> WHAT TO PRODUCE
In your copy, leave out the pictures and repeat the entries below exactly.

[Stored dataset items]

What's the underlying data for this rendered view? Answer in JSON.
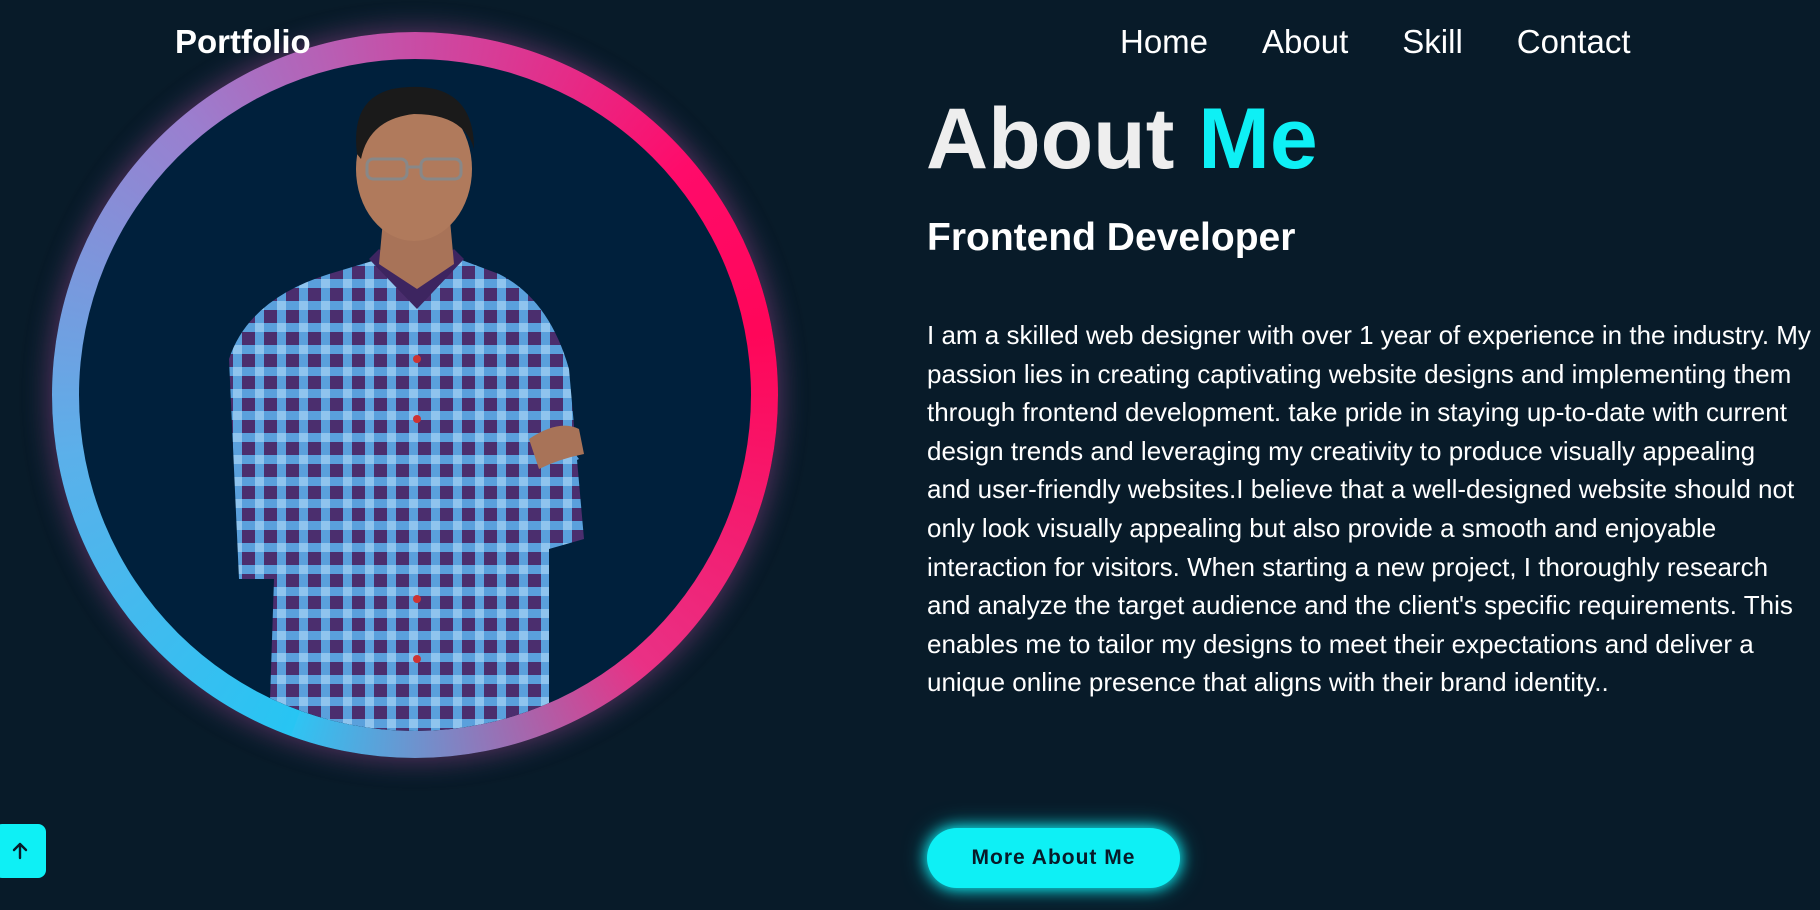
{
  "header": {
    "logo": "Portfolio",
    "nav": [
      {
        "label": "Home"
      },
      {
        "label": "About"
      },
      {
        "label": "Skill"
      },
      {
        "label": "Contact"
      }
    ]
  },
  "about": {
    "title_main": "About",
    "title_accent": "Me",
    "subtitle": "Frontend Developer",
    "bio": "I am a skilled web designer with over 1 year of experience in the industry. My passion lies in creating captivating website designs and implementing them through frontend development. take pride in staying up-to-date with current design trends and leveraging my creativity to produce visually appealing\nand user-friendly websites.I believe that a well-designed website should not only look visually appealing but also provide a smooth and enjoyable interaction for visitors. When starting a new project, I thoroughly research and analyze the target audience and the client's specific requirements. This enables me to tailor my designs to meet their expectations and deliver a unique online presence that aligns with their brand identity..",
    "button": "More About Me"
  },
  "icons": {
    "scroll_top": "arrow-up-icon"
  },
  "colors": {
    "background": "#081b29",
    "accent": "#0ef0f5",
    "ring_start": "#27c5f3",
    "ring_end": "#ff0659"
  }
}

> THE COMPLETED TASK
What's the underlying data for this rendered view? Answer in JSON.
{
  "header": {
    "logo": "Portfolio",
    "nav": [
      {
        "label": "Home"
      },
      {
        "label": "About"
      },
      {
        "label": "Skill"
      },
      {
        "label": "Contact"
      }
    ]
  },
  "about": {
    "title_main": "About",
    "title_accent": "Me",
    "subtitle": "Frontend Developer",
    "bio": "I am a skilled web designer with over 1 year of experience in the industry. My passion lies in creating captivating website designs and implementing them through frontend development. take pride in staying up-to-date with current design trends and leveraging my creativity to produce visually appealing\nand user-friendly websites.I believe that a well-designed website should not only look visually appealing but also provide a smooth and enjoyable interaction for visitors. When starting a new project, I thoroughly research and analyze the target audience and the client's specific requirements. This enables me to tailor my designs to meet their expectations and deliver a unique online presence that aligns with their brand identity..",
    "button": "More About Me"
  },
  "icons": {
    "scroll_top": "arrow-up-icon"
  },
  "colors": {
    "background": "#081b29",
    "accent": "#0ef0f5",
    "ring_start": "#27c5f3",
    "ring_end": "#ff0659"
  }
}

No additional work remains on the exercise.